• _What you will do_:
Show each line of the data below that has the string "почти" in it.

-- BEGIN Given data --

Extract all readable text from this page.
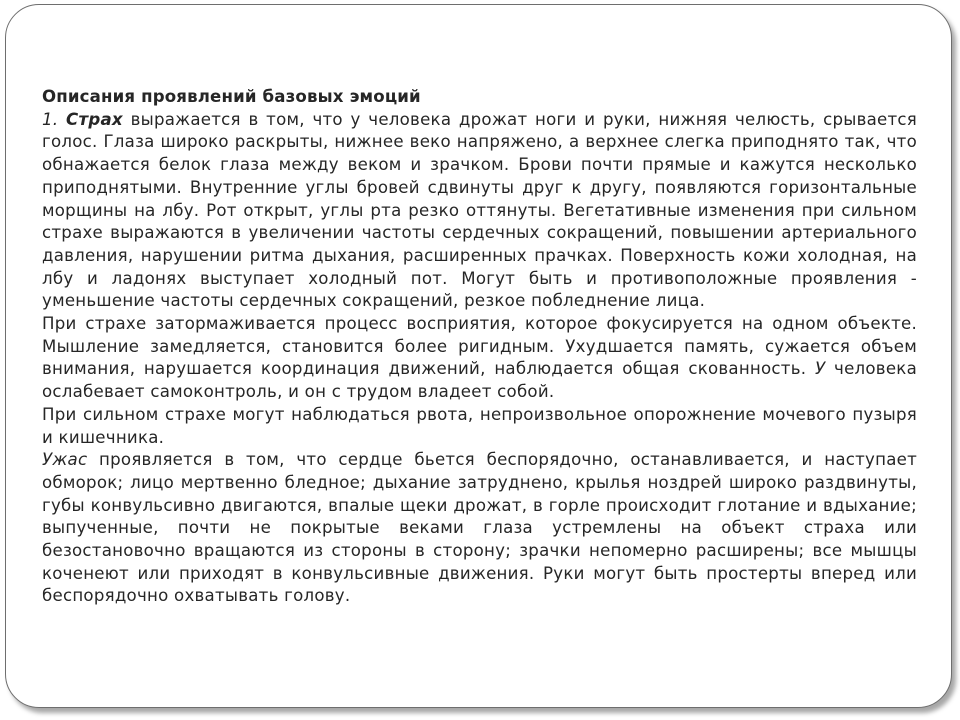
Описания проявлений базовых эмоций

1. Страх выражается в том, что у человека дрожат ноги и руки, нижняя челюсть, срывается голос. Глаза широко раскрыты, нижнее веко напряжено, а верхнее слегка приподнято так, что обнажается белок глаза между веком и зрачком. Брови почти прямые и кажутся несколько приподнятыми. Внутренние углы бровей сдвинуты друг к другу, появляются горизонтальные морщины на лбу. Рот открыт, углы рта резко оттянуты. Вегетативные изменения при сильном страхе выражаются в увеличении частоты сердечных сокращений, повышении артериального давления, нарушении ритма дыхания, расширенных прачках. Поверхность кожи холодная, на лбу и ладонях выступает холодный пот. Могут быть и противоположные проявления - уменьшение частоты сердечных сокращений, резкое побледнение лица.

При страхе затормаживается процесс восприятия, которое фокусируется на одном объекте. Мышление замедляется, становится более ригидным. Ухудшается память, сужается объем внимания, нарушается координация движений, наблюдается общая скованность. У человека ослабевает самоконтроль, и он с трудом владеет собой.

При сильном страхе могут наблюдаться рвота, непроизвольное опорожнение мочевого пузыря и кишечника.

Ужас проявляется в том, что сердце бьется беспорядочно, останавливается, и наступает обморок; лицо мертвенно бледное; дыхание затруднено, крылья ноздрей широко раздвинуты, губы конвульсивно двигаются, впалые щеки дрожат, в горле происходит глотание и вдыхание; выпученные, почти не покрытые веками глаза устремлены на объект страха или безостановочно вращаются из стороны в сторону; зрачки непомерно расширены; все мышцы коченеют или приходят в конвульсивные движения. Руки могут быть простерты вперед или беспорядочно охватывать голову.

-- END Given data --
-- BEGIN Given data --

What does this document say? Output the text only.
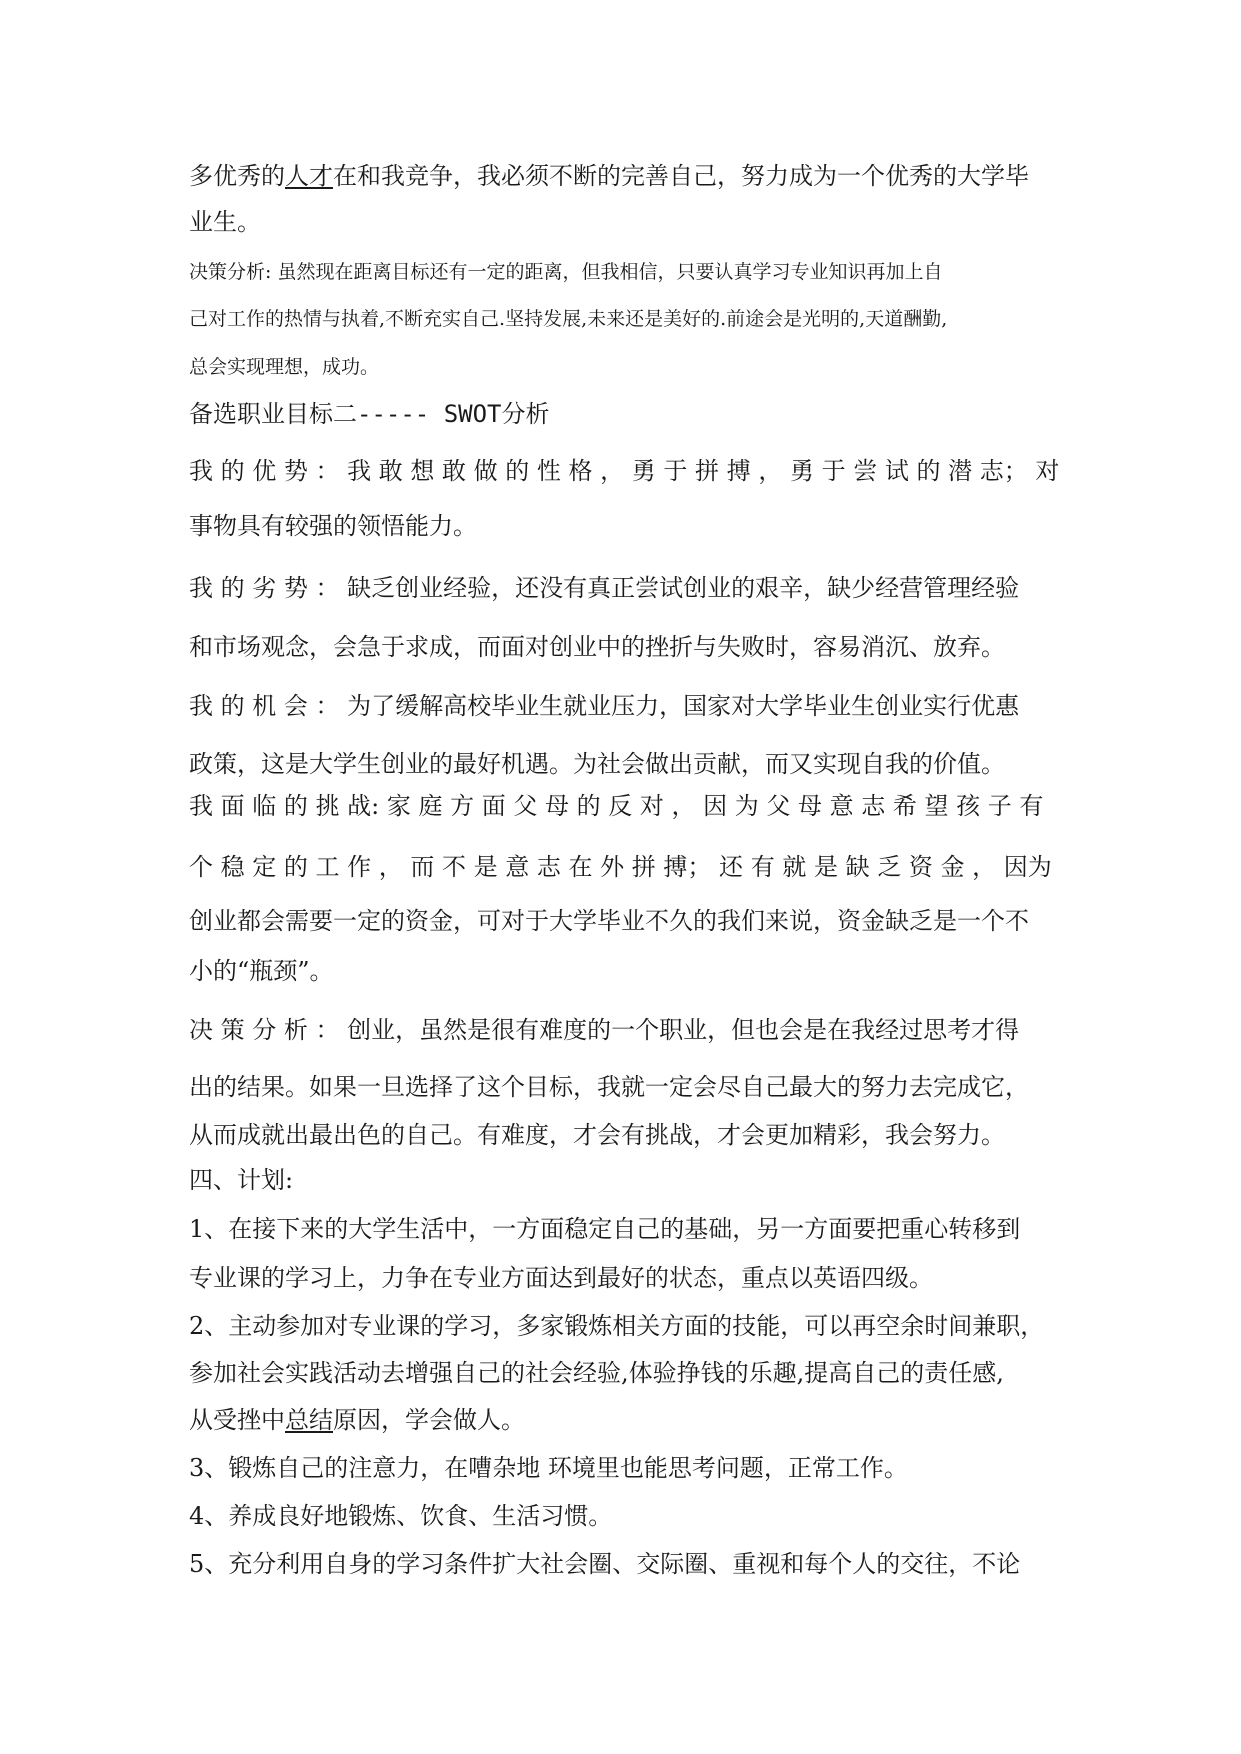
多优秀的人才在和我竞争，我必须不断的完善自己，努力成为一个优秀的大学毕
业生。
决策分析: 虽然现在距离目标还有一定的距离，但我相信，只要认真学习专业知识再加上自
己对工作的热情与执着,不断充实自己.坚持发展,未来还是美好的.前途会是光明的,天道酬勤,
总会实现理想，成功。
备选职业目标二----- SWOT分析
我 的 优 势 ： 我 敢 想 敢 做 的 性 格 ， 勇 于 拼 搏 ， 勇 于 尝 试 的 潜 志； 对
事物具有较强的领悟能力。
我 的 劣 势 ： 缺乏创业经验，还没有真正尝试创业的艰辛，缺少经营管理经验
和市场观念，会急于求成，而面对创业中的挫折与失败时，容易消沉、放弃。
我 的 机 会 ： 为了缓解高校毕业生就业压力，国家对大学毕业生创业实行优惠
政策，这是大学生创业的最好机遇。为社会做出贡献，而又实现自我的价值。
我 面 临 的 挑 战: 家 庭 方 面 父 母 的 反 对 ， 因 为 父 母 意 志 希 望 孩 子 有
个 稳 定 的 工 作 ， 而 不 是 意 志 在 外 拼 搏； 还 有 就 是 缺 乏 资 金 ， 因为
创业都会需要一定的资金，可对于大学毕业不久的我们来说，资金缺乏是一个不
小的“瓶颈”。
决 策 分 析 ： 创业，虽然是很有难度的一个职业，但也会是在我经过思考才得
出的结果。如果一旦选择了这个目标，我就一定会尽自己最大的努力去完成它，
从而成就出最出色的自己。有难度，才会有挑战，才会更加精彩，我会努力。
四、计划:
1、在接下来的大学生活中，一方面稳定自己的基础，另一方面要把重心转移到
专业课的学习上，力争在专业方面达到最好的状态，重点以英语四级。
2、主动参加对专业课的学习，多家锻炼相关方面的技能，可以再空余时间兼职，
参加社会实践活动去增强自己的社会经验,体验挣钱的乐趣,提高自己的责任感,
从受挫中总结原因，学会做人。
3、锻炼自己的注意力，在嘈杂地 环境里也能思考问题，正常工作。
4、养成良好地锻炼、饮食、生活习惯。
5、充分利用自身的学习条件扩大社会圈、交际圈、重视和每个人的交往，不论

-- END Given data --
-- BEGIN Given data --

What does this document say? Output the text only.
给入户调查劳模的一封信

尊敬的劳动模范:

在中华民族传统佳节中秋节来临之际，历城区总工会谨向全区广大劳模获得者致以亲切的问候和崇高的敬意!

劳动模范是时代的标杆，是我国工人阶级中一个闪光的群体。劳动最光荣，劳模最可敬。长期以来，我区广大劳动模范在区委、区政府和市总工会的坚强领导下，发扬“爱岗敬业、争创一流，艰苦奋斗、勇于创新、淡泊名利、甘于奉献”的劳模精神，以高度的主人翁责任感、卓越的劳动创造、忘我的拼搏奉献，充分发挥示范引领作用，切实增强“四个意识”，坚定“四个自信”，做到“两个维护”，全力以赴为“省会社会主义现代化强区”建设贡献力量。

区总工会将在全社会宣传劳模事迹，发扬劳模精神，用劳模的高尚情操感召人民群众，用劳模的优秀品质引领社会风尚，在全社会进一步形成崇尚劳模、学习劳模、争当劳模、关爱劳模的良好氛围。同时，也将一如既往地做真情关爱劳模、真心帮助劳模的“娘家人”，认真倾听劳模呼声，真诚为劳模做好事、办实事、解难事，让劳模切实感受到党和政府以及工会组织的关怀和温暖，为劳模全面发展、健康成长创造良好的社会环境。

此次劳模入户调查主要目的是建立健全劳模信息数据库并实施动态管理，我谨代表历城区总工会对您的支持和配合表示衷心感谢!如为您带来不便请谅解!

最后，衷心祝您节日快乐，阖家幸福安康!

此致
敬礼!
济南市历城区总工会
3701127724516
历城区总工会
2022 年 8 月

-- END Given data --

• _In response_:
1. Страх выражается в том, что у человека дрожат ноги и руки, нижняя челюсть, срывается голос. Глаза широко раскрыты, нижнее веко напряжено, а верхнее слегка приподнято так, что обнажается белок глаза между веком и зрачком. Брови почти прямые и кажутся несколько приподнятыми. Внутренние углы бровей сдвинуты друг к другу, появляются горизонтальные морщины на лбу. Рот открыт, углы рта резко оттянуты. Вегетативные изменения при сильном страхе выражаются в увеличении частоты сердечных сокращений, повышении артериального давления, нарушении ритма дыхания, расширенных прачках. Поверхность кожи холодная, на лбу и ладонях выступает холодный пот. Могут быть и противоположные проявления - уменьшение частоты сердечных сокращений, резкое побледнение лица.
Ужас проявляется в том, что сердце бьется беспорядочно, останавливается, и наступает обморок; лицо мертвенно бледное; дыхание затруднено, крылья ноздрей широко раздвинуты, губы конвульсивно двигаются, впалые щеки дрожат, в горле происходит глотание и вдыхание; выпученные, почти не покрытые веками глаза устремлены на объект страха или безостановочно вращаются из стороны в сторону; зрачки непомерно расширены; все мышцы коченеют или приходят в конвульсивные движения. Руки могут быть простерты вперед или беспорядочно охватывать голову.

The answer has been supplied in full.